_Spatial annotation records:_
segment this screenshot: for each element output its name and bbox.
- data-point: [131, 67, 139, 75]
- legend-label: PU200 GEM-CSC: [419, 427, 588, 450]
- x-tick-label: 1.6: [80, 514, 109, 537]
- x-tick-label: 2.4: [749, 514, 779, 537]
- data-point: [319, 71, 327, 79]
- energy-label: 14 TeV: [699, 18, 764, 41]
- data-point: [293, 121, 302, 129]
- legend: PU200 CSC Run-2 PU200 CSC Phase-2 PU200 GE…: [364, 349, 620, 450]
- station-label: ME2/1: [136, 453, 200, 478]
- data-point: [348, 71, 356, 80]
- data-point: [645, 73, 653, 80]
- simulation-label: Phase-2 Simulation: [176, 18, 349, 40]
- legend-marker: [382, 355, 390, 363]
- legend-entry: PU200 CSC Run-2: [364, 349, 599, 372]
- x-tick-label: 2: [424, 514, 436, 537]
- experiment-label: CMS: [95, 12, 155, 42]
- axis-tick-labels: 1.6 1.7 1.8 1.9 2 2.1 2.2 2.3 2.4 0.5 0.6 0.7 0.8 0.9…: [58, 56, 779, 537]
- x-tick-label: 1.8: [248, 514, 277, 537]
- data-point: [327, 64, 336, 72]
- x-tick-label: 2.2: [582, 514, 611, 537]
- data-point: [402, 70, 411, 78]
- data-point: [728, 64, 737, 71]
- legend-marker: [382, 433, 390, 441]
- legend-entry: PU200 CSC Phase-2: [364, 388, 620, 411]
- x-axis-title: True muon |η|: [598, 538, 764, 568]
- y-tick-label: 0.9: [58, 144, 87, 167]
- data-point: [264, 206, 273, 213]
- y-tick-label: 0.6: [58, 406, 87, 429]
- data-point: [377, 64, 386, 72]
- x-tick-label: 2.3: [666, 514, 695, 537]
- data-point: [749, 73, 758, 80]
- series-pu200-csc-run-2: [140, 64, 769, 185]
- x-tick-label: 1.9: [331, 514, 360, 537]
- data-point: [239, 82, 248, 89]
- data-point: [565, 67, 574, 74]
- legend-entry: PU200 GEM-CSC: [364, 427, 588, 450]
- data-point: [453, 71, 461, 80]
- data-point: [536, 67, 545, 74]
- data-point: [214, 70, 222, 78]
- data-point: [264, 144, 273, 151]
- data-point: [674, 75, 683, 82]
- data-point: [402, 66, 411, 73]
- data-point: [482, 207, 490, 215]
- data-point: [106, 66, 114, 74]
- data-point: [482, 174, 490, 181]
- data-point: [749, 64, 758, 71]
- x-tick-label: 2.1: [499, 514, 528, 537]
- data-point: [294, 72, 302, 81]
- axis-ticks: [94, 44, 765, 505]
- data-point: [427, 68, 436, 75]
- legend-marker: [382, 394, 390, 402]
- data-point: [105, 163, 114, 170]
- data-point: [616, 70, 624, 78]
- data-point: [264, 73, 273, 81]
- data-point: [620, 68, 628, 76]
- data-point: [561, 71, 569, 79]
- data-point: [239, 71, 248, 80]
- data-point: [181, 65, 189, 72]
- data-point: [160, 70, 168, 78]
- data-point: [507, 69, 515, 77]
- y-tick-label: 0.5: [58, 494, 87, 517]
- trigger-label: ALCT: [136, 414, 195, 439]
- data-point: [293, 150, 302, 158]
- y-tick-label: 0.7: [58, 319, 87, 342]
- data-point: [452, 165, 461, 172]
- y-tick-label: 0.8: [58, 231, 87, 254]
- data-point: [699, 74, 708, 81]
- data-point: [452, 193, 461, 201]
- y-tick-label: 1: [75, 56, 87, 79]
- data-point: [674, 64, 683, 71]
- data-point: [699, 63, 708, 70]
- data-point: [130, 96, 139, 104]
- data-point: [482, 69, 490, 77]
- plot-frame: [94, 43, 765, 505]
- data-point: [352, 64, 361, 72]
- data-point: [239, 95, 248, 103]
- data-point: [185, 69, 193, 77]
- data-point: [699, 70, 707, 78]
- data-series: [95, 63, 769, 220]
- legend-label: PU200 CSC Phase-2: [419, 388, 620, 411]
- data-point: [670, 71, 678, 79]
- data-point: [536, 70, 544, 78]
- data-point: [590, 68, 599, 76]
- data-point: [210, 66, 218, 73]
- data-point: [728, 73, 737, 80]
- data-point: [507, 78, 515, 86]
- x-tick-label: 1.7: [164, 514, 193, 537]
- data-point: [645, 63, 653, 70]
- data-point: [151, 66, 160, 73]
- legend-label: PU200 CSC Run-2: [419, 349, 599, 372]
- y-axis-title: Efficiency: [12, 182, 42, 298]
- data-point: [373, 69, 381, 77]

_Stated problem:_
Repeat, unchanged, the entries from their beginning through the line that contains "- data-point: [728, 64, 737, 71]", including that line.

_Answer to the exercise:_
segment this screenshot: for each element output its name and bbox.
- data-point: [131, 67, 139, 75]
- legend-label: PU200 GEM-CSC: [419, 427, 588, 450]
- x-tick-label: 1.6: [80, 514, 109, 537]
- x-tick-label: 2.4: [749, 514, 779, 537]
- data-point: [319, 71, 327, 79]
- energy-label: 14 TeV: [699, 18, 764, 41]
- data-point: [293, 121, 302, 129]
- legend: PU200 CSC Run-2 PU200 CSC Phase-2 PU200 GE…: [364, 349, 620, 450]
- station-label: ME2/1: [136, 453, 200, 478]
- data-point: [348, 71, 356, 80]
- data-point: [645, 73, 653, 80]
- simulation-label: Phase-2 Simulation: [176, 18, 349, 40]
- legend-marker: [382, 355, 390, 363]
- legend-entry: PU200 CSC Run-2: [364, 349, 599, 372]
- x-tick-label: 2: [424, 514, 436, 537]
- experiment-label: CMS: [95, 12, 155, 42]
- axis-tick-labels: 1.6 1.7 1.8 1.9 2 2.1 2.2 2.3 2.4 0.5 0.6 0.7 0.8 0.9…: [58, 56, 779, 537]
- x-tick-label: 1.8: [248, 514, 277, 537]
- data-point: [327, 64, 336, 72]
- x-tick-label: 2.2: [582, 514, 611, 537]
- data-point: [402, 70, 411, 78]
- data-point: [728, 64, 737, 71]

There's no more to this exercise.